Search the material and gather each line with "rest" in it.

━━ EXERCISE INPUT

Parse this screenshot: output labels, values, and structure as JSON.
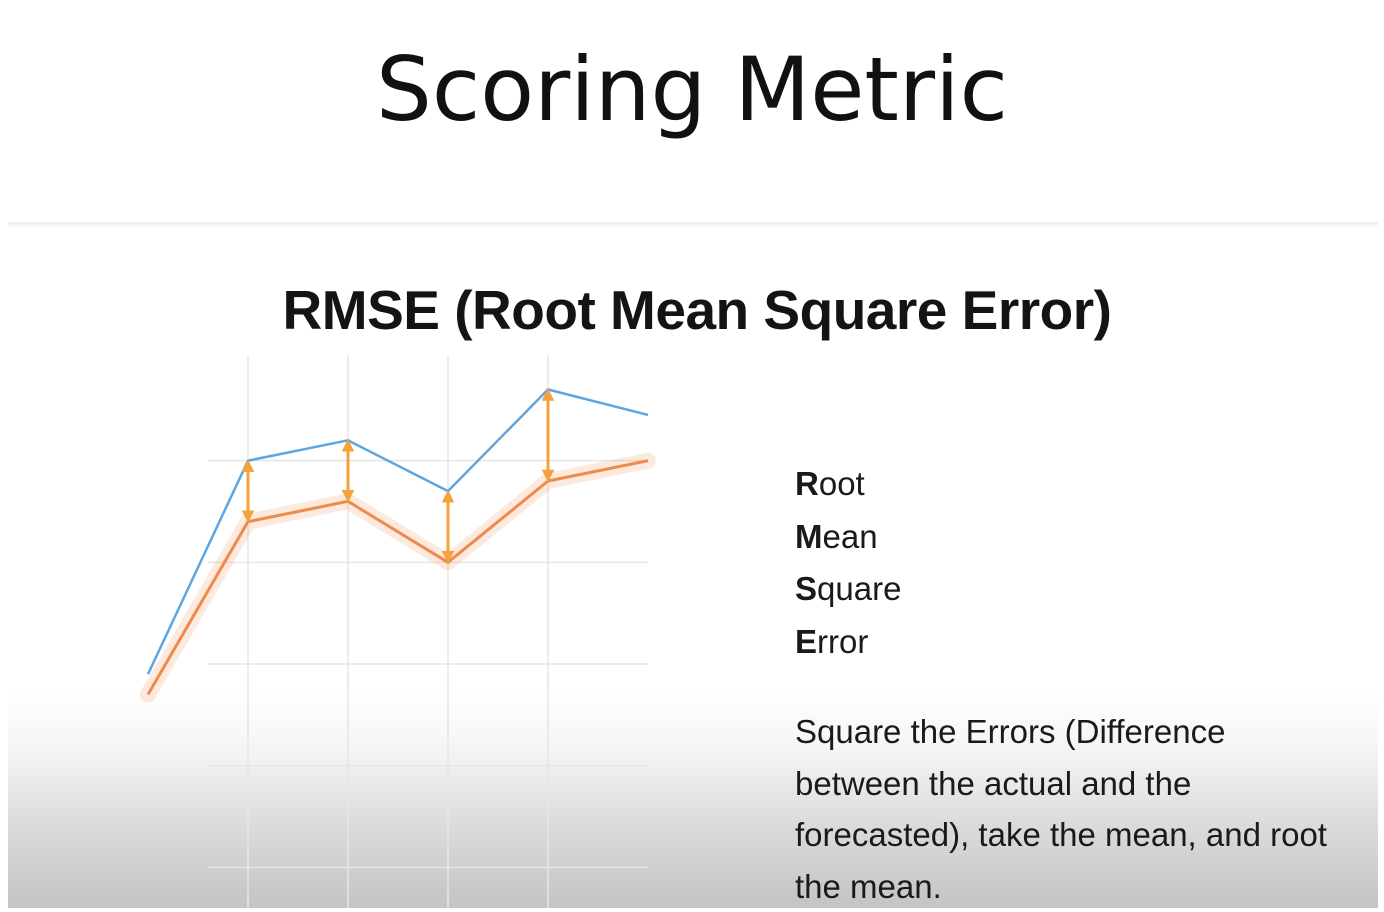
{
  "slide": {
    "title": "Scoring Metric"
  },
  "video": {
    "heading": "RMSE (Root Mean Square Error)",
    "acronym": [
      {
        "initial": "R",
        "rest": "oot"
      },
      {
        "initial": "M",
        "rest": "ean"
      },
      {
        "initial": "S",
        "rest": "quare"
      },
      {
        "initial": "E",
        "rest": "rror"
      }
    ],
    "description": "Square the Errors (Difference between the actual and the forecasted), take the mean, and root the mean."
  },
  "colors": {
    "actual": "#5ea6e0",
    "forecast": "#f08a4b",
    "error_arrow": "#f3a23c",
    "grid": "#e6e6e6"
  },
  "chart_data": {
    "type": "line",
    "x": [
      0,
      1,
      2,
      3,
      4,
      5
    ],
    "series": [
      {
        "values": [
          1.9,
          4.0,
          4.2,
          3.7,
          4.7,
          4.45
        ]
      },
      {
        "values": [
          1.7,
          3.4,
          3.6,
          3.0,
          3.8,
          4.0
        ]
      }
    ],
    "error_markers_at": [
      1,
      2,
      3,
      4
    ],
    "xlim": [
      0,
      5
    ],
    "ylim": [
      -0.4,
      5
    ]
  }
}
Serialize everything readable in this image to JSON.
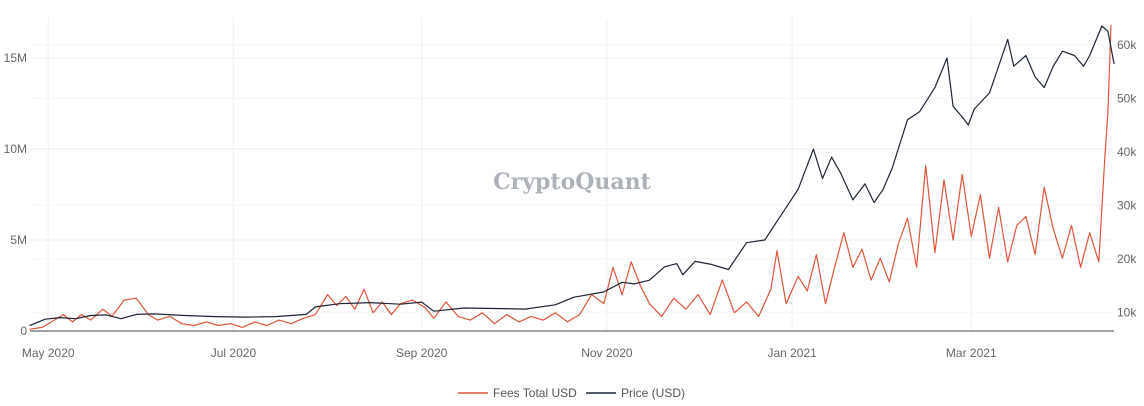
{
  "watermark": "CryptoQuant",
  "chart_data": {
    "type": "line",
    "x_type": "date",
    "xlim": [
      "2020-04-25",
      "2021-04-17"
    ],
    "x_ticks": [
      {
        "value": "2020-05-01",
        "label": "May 2020"
      },
      {
        "value": "2020-07-01",
        "label": "Jul 2020"
      },
      {
        "value": "2020-09-01",
        "label": "Sep 2020"
      },
      {
        "value": "2020-11-01",
        "label": "Nov 2020"
      },
      {
        "value": "2021-01-01",
        "label": "Jan 2021"
      },
      {
        "value": "2021-03-01",
        "label": "Mar 2021"
      }
    ],
    "y_left": {
      "ylim": [
        0,
        17200000
      ],
      "ticks": [
        {
          "value": 0,
          "label": "0"
        },
        {
          "value": 5000000,
          "label": "5M"
        },
        {
          "value": 10000000,
          "label": "10M"
        },
        {
          "value": 15000000,
          "label": "15M"
        }
      ]
    },
    "y_right": {
      "ylim": [
        6500,
        65000
      ],
      "ticks": [
        {
          "value": 10000,
          "label": "10k"
        },
        {
          "value": 20000,
          "label": "20k"
        },
        {
          "value": 30000,
          "label": "30k"
        },
        {
          "value": 40000,
          "label": "40k"
        },
        {
          "value": 50000,
          "label": "50k"
        },
        {
          "value": 60000,
          "label": "60k"
        }
      ]
    },
    "grid": true,
    "legend_position": "bottom-center",
    "series": [
      {
        "name": "Fees Total USD",
        "axis": "left",
        "color": "#e0553b",
        "points": [
          [
            "2020-04-25",
            100000
          ],
          [
            "2020-04-29",
            200000
          ],
          [
            "2020-05-03",
            600000
          ],
          [
            "2020-05-06",
            900000
          ],
          [
            "2020-05-09",
            500000
          ],
          [
            "2020-05-12",
            900000
          ],
          [
            "2020-05-15",
            600000
          ],
          [
            "2020-05-19",
            1200000
          ],
          [
            "2020-05-22",
            800000
          ],
          [
            "2020-05-26",
            1700000
          ],
          [
            "2020-05-30",
            1800000
          ],
          [
            "2020-06-03",
            900000
          ],
          [
            "2020-06-06",
            600000
          ],
          [
            "2020-06-10",
            800000
          ],
          [
            "2020-06-14",
            400000
          ],
          [
            "2020-06-18",
            300000
          ],
          [
            "2020-06-22",
            500000
          ],
          [
            "2020-06-26",
            300000
          ],
          [
            "2020-06-30",
            400000
          ],
          [
            "2020-07-04",
            200000
          ],
          [
            "2020-07-08",
            500000
          ],
          [
            "2020-07-12",
            300000
          ],
          [
            "2020-07-16",
            600000
          ],
          [
            "2020-07-20",
            400000
          ],
          [
            "2020-07-24",
            700000
          ],
          [
            "2020-07-28",
            900000
          ],
          [
            "2020-08-01",
            2000000
          ],
          [
            "2020-08-04",
            1400000
          ],
          [
            "2020-08-07",
            1900000
          ],
          [
            "2020-08-10",
            1200000
          ],
          [
            "2020-08-13",
            2300000
          ],
          [
            "2020-08-16",
            1000000
          ],
          [
            "2020-08-19",
            1600000
          ],
          [
            "2020-08-22",
            900000
          ],
          [
            "2020-08-25",
            1500000
          ],
          [
            "2020-08-29",
            1700000
          ],
          [
            "2020-09-02",
            1300000
          ],
          [
            "2020-09-05",
            700000
          ],
          [
            "2020-09-09",
            1600000
          ],
          [
            "2020-09-13",
            800000
          ],
          [
            "2020-09-17",
            600000
          ],
          [
            "2020-09-21",
            1000000
          ],
          [
            "2020-09-25",
            400000
          ],
          [
            "2020-09-29",
            900000
          ],
          [
            "2020-10-03",
            500000
          ],
          [
            "2020-10-07",
            800000
          ],
          [
            "2020-10-11",
            600000
          ],
          [
            "2020-10-15",
            1000000
          ],
          [
            "2020-10-19",
            500000
          ],
          [
            "2020-10-23",
            900000
          ],
          [
            "2020-10-27",
            2000000
          ],
          [
            "2020-10-31",
            1500000
          ],
          [
            "2020-11-03",
            3500000
          ],
          [
            "2020-11-06",
            2000000
          ],
          [
            "2020-11-09",
            3800000
          ],
          [
            "2020-11-12",
            2500000
          ],
          [
            "2020-11-15",
            1500000
          ],
          [
            "2020-11-19",
            800000
          ],
          [
            "2020-11-23",
            1800000
          ],
          [
            "2020-11-27",
            1200000
          ],
          [
            "2020-12-01",
            2000000
          ],
          [
            "2020-12-05",
            900000
          ],
          [
            "2020-12-09",
            2800000
          ],
          [
            "2020-12-13",
            1000000
          ],
          [
            "2020-12-17",
            1600000
          ],
          [
            "2020-12-21",
            800000
          ],
          [
            "2020-12-25",
            2300000
          ],
          [
            "2020-12-27",
            4400000
          ],
          [
            "2020-12-30",
            1500000
          ],
          [
            "2021-01-03",
            3000000
          ],
          [
            "2021-01-06",
            2200000
          ],
          [
            "2021-01-09",
            4200000
          ],
          [
            "2021-01-12",
            1500000
          ],
          [
            "2021-01-15",
            3500000
          ],
          [
            "2021-01-18",
            5400000
          ],
          [
            "2021-01-21",
            3500000
          ],
          [
            "2021-01-24",
            4500000
          ],
          [
            "2021-01-27",
            2800000
          ],
          [
            "2021-01-30",
            4000000
          ],
          [
            "2021-02-02",
            2700000
          ],
          [
            "2021-02-05",
            4800000
          ],
          [
            "2021-02-08",
            6200000
          ],
          [
            "2021-02-11",
            3500000
          ],
          [
            "2021-02-14",
            9100000
          ],
          [
            "2021-02-17",
            4300000
          ],
          [
            "2021-02-20",
            8300000
          ],
          [
            "2021-02-23",
            5000000
          ],
          [
            "2021-02-26",
            8600000
          ],
          [
            "2021-03-01",
            5200000
          ],
          [
            "2021-03-04",
            7500000
          ],
          [
            "2021-03-07",
            4000000
          ],
          [
            "2021-03-10",
            6800000
          ],
          [
            "2021-03-13",
            3800000
          ],
          [
            "2021-03-16",
            5800000
          ],
          [
            "2021-03-19",
            6300000
          ],
          [
            "2021-03-22",
            4200000
          ],
          [
            "2021-03-25",
            7900000
          ],
          [
            "2021-03-28",
            5600000
          ],
          [
            "2021-03-31",
            4000000
          ],
          [
            "2021-04-03",
            5800000
          ],
          [
            "2021-04-06",
            3500000
          ],
          [
            "2021-04-09",
            5400000
          ],
          [
            "2021-04-12",
            3800000
          ],
          [
            "2021-04-14",
            9600000
          ],
          [
            "2021-04-15",
            12000000
          ],
          [
            "2021-04-16",
            16800000
          ]
        ]
      },
      {
        "name": "Price (USD)",
        "axis": "right",
        "color": "#1c2536",
        "points": [
          [
            "2020-04-25",
            7550
          ],
          [
            "2020-04-30",
            8700
          ],
          [
            "2020-05-05",
            9000
          ],
          [
            "2020-05-10",
            8800
          ],
          [
            "2020-05-15",
            9400
          ],
          [
            "2020-05-20",
            9500
          ],
          [
            "2020-05-25",
            8800
          ],
          [
            "2020-05-30",
            9600
          ],
          [
            "2020-06-05",
            9700
          ],
          [
            "2020-06-15",
            9400
          ],
          [
            "2020-06-25",
            9200
          ],
          [
            "2020-07-05",
            9100
          ],
          [
            "2020-07-15",
            9200
          ],
          [
            "2020-07-25",
            9600
          ],
          [
            "2020-07-28",
            11000
          ],
          [
            "2020-08-05",
            11600
          ],
          [
            "2020-08-15",
            11800
          ],
          [
            "2020-08-25",
            11500
          ],
          [
            "2020-09-01",
            11900
          ],
          [
            "2020-09-05",
            10200
          ],
          [
            "2020-09-15",
            10800
          ],
          [
            "2020-09-25",
            10700
          ],
          [
            "2020-10-05",
            10600
          ],
          [
            "2020-10-15",
            11400
          ],
          [
            "2020-10-21",
            12800
          ],
          [
            "2020-10-31",
            13800
          ],
          [
            "2020-11-06",
            15600
          ],
          [
            "2020-11-10",
            15300
          ],
          [
            "2020-11-15",
            16000
          ],
          [
            "2020-11-20",
            18500
          ],
          [
            "2020-11-24",
            19100
          ],
          [
            "2020-11-26",
            17000
          ],
          [
            "2020-11-30",
            19500
          ],
          [
            "2020-12-05",
            19000
          ],
          [
            "2020-12-11",
            18000
          ],
          [
            "2020-12-17",
            23000
          ],
          [
            "2020-12-23",
            23500
          ],
          [
            "2020-12-27",
            27000
          ],
          [
            "2021-01-03",
            33000
          ],
          [
            "2021-01-08",
            40500
          ],
          [
            "2021-01-11",
            35000
          ],
          [
            "2021-01-14",
            39000
          ],
          [
            "2021-01-17",
            36000
          ],
          [
            "2021-01-21",
            31000
          ],
          [
            "2021-01-25",
            34000
          ],
          [
            "2021-01-28",
            30500
          ],
          [
            "2021-01-31",
            33000
          ],
          [
            "2021-02-03",
            37000
          ],
          [
            "2021-02-08",
            46000
          ],
          [
            "2021-02-12",
            47500
          ],
          [
            "2021-02-17",
            52000
          ],
          [
            "2021-02-21",
            57500
          ],
          [
            "2021-02-23",
            48500
          ],
          [
            "2021-02-26",
            46500
          ],
          [
            "2021-02-28",
            45000
          ],
          [
            "2021-03-02",
            48000
          ],
          [
            "2021-03-07",
            51000
          ],
          [
            "2021-03-13",
            61000
          ],
          [
            "2021-03-15",
            56000
          ],
          [
            "2021-03-19",
            58000
          ],
          [
            "2021-03-22",
            54000
          ],
          [
            "2021-03-25",
            52000
          ],
          [
            "2021-03-28",
            56000
          ],
          [
            "2021-03-31",
            58800
          ],
          [
            "2021-04-04",
            58000
          ],
          [
            "2021-04-07",
            56000
          ],
          [
            "2021-04-09",
            58000
          ],
          [
            "2021-04-13",
            63500
          ],
          [
            "2021-04-15",
            62500
          ],
          [
            "2021-04-17",
            56500
          ]
        ]
      }
    ]
  }
}
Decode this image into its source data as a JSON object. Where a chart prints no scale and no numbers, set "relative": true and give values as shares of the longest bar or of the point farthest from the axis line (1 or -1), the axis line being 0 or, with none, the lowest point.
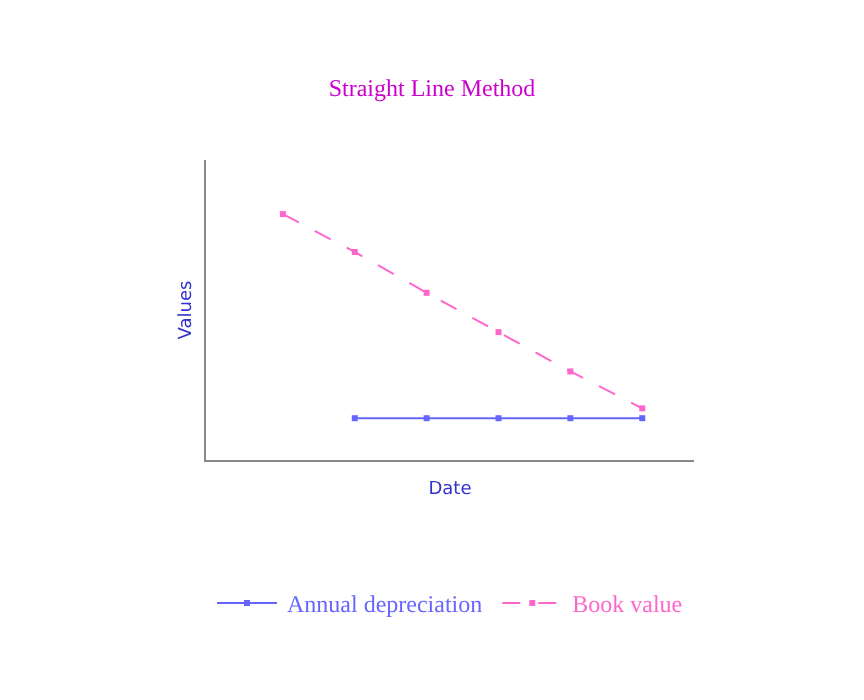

━━━━

ANSWER TO THIS PROBLEM:
        "rest": "oot"
        "rest": "ean"
        "rest": "quare"
        "rest": "rror"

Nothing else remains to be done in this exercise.